Instructions for the task:
Each line that holds the word "this" is to be identified and copied.

^^^^^^^^^^^^^^^^

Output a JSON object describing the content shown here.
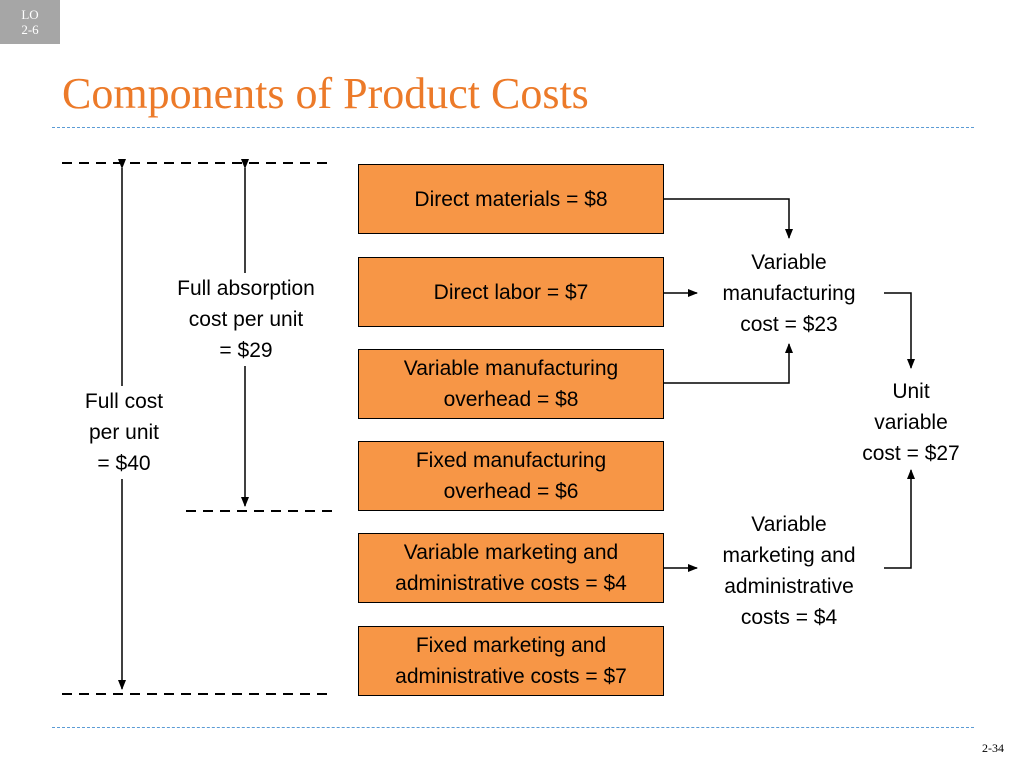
{
  "lo_badge": {
    "line1": "LO",
    "line2": "2-6"
  },
  "title": "Components of Product Costs",
  "boxes": {
    "direct_materials": "Direct materials = $8",
    "direct_labor": "Direct labor = $7",
    "variable_mfg_overhead": "Variable manufacturing\noverhead = $8",
    "fixed_mfg_overhead": "Fixed manufacturing\noverhead = $6",
    "variable_mkt_admin": "Variable marketing and\nadministrative costs = $4",
    "fixed_mkt_admin": "Fixed marketing and\nadministrative costs = $7"
  },
  "labels": {
    "full_absorption": "Full absorption\ncost per unit\n= $29",
    "full_cost": "Full cost\nper unit\n= $40",
    "variable_manufacturing": "Variable\nmanufacturing\ncost = $23",
    "unit_variable": "Unit\nvariable\ncost = $27",
    "variable_marketing": "Variable\nmarketing and\nadministrative\ncosts = $4"
  },
  "page_number": "2-34"
}
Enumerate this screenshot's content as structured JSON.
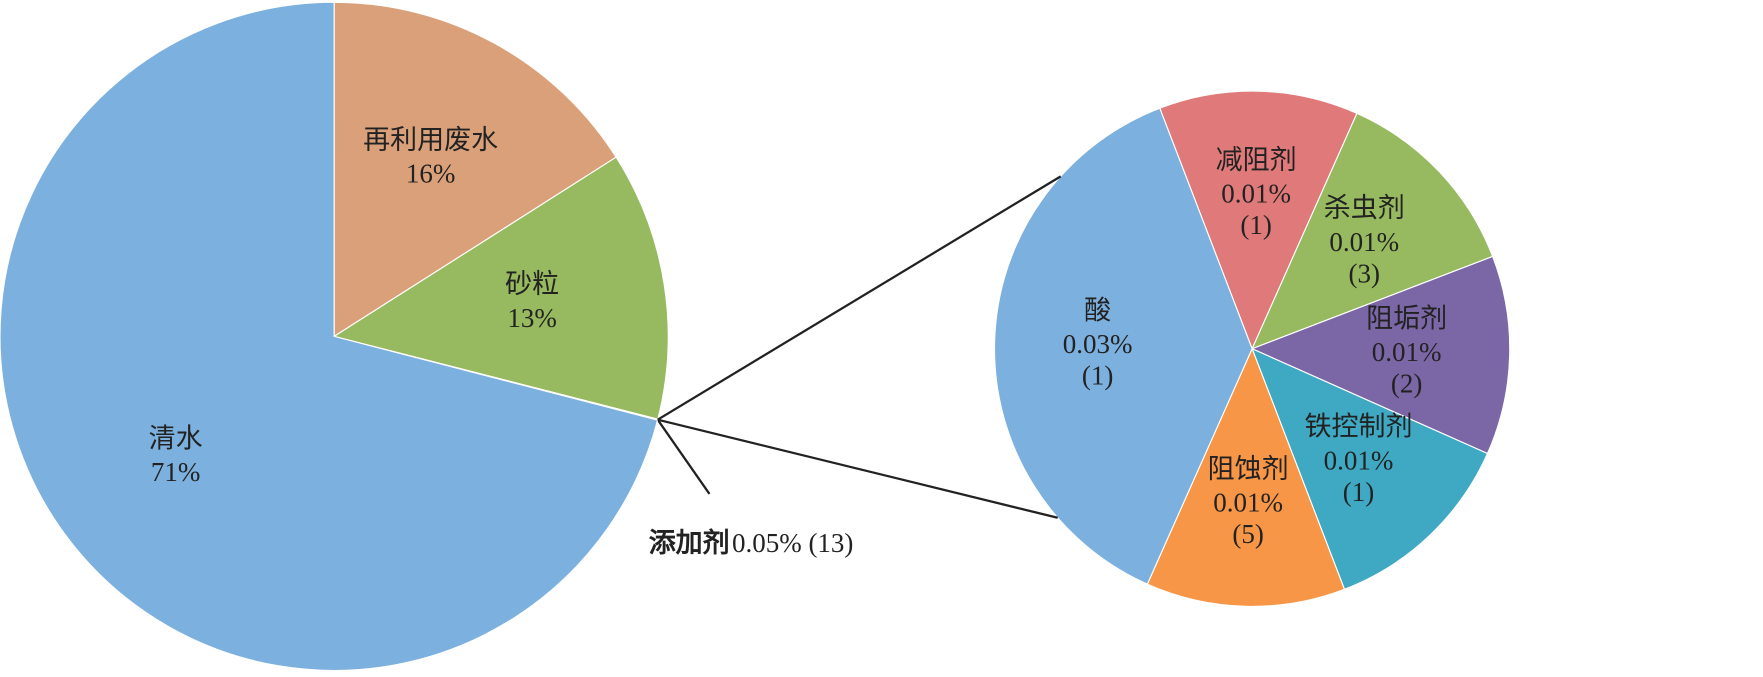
{
  "chart_data": [
    {
      "type": "pie",
      "categories": [
        "再利用废水",
        "砂粒",
        "添加剂",
        "清水"
      ],
      "values": [
        16,
        13,
        0.05,
        71
      ],
      "value_labels": [
        "16%",
        "13%",
        "0.05%",
        "71%"
      ],
      "counts": [
        null,
        null,
        13,
        null
      ],
      "count_labels": [
        null,
        null,
        "(13)",
        null
      ],
      "colors": [
        "#d9a07a",
        "#97b95f",
        "#f79646",
        "#7cb0de"
      ]
    },
    {
      "type": "pie",
      "categories": [
        "减阻剂",
        "杀虫剂",
        "阻垢剂",
        "铁控制剂",
        "阻蚀剂",
        "酸"
      ],
      "values": [
        0.01,
        0.01,
        0.01,
        0.01,
        0.01,
        0.03
      ],
      "value_labels": [
        "0.01%",
        "0.01%",
        "0.01%",
        "0.01%",
        "0.01%",
        "0.03%"
      ],
      "counts": [
        1,
        3,
        2,
        1,
        5,
        1
      ],
      "count_labels": [
        "(1)",
        "(3)",
        "(2)",
        "(1)",
        "(5)",
        "(1)"
      ],
      "colors": [
        "#e07a7a",
        "#97b95f",
        "#7b66a6",
        "#3fa9c4",
        "#f79646",
        "#7cb0de"
      ]
    }
  ]
}
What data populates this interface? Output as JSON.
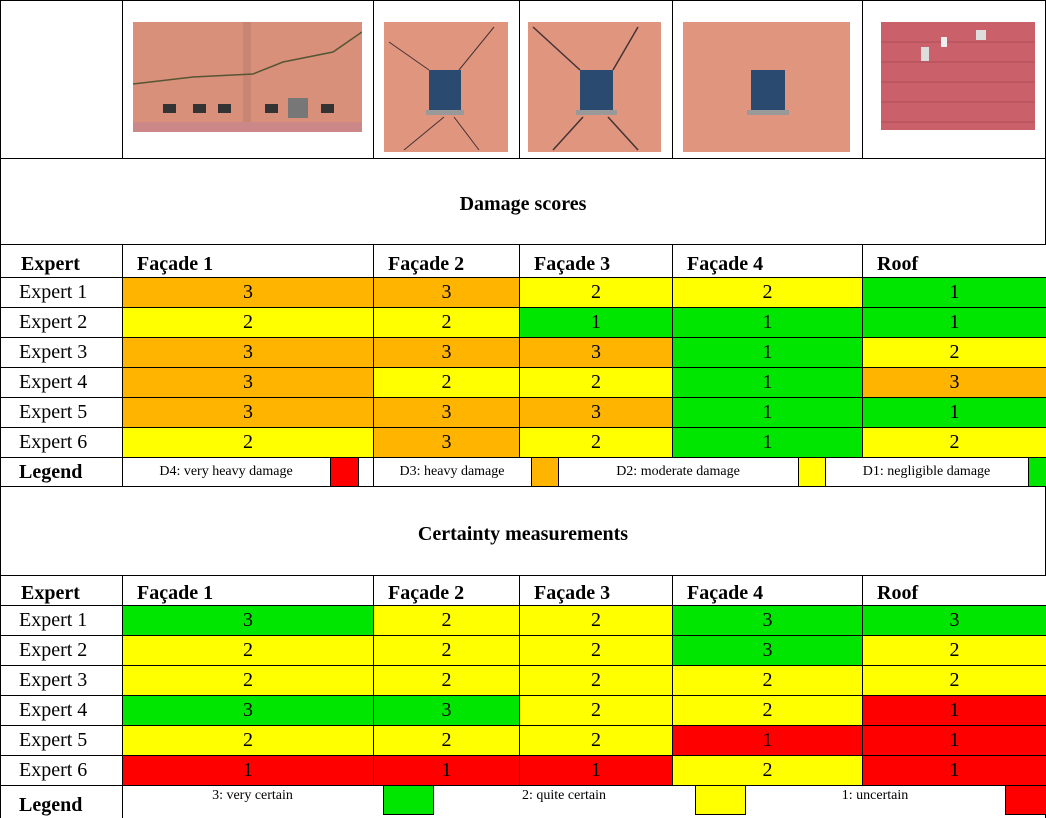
{
  "sections": [
    {
      "title": "Damage scores",
      "header": [
        "Expert",
        "Façade 1",
        "Façade 2",
        "Façade 3",
        "Façade 4",
        "Roof"
      ],
      "rows": [
        {
          "label": "Expert 1",
          "scores": [
            3,
            3,
            2,
            2,
            1
          ]
        },
        {
          "label": "Expert 2",
          "scores": [
            2,
            2,
            1,
            1,
            1
          ]
        },
        {
          "label": "Expert 3",
          "scores": [
            3,
            3,
            3,
            1,
            2
          ]
        },
        {
          "label": "Expert 4",
          "scores": [
            3,
            2,
            2,
            1,
            3
          ]
        },
        {
          "label": "Expert 5",
          "scores": [
            3,
            3,
            3,
            1,
            1
          ]
        },
        {
          "label": "Expert 6",
          "scores": [
            2,
            3,
            2,
            1,
            2
          ]
        }
      ],
      "score_colors": {
        "1": "#00e600",
        "2": "#ffff00",
        "3": "#ffb400"
      },
      "legend": {
        "label": "Legend",
        "items": [
          {
            "text": "D4: very heavy damage",
            "color": "#ff0000"
          },
          {
            "text": "D3: heavy damage",
            "color": "#ffb400"
          },
          {
            "text": "D2: moderate damage",
            "color": "#ffff00"
          },
          {
            "text": "D1: negligible damage",
            "color": "#00e600"
          }
        ]
      }
    },
    {
      "title": "Certainty measurements",
      "header": [
        "Expert",
        "Façade 1",
        "Façade 2",
        "Façade 3",
        "Façade 4",
        "Roof"
      ],
      "rows": [
        {
          "label": "Expert 1",
          "scores": [
            3,
            2,
            2,
            3,
            3
          ]
        },
        {
          "label": "Expert 2",
          "scores": [
            2,
            2,
            2,
            3,
            2
          ]
        },
        {
          "label": "Expert 3",
          "scores": [
            2,
            2,
            2,
            2,
            2
          ]
        },
        {
          "label": "Expert 4",
          "scores": [
            3,
            3,
            2,
            2,
            1
          ]
        },
        {
          "label": "Expert 5",
          "scores": [
            2,
            2,
            2,
            1,
            1
          ]
        },
        {
          "label": "Expert 6",
          "scores": [
            1,
            1,
            1,
            2,
            1
          ]
        }
      ],
      "score_colors": {
        "1": "#ff0000",
        "2": "#ffff00",
        "3": "#00e600"
      },
      "legend": {
        "label": "Legend",
        "items": [
          {
            "text": "3: very certain",
            "color": "#00e600"
          },
          {
            "text": "2: quite certain",
            "color": "#ffff00"
          },
          {
            "text": "1: uncertain",
            "color": "#ff0000"
          }
        ]
      }
    }
  ]
}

^^^^^^^^^^^^^^^^

Task result:
Enumerate this screenshot's content as structured JSON.
What data populates this interface? Output as JSON.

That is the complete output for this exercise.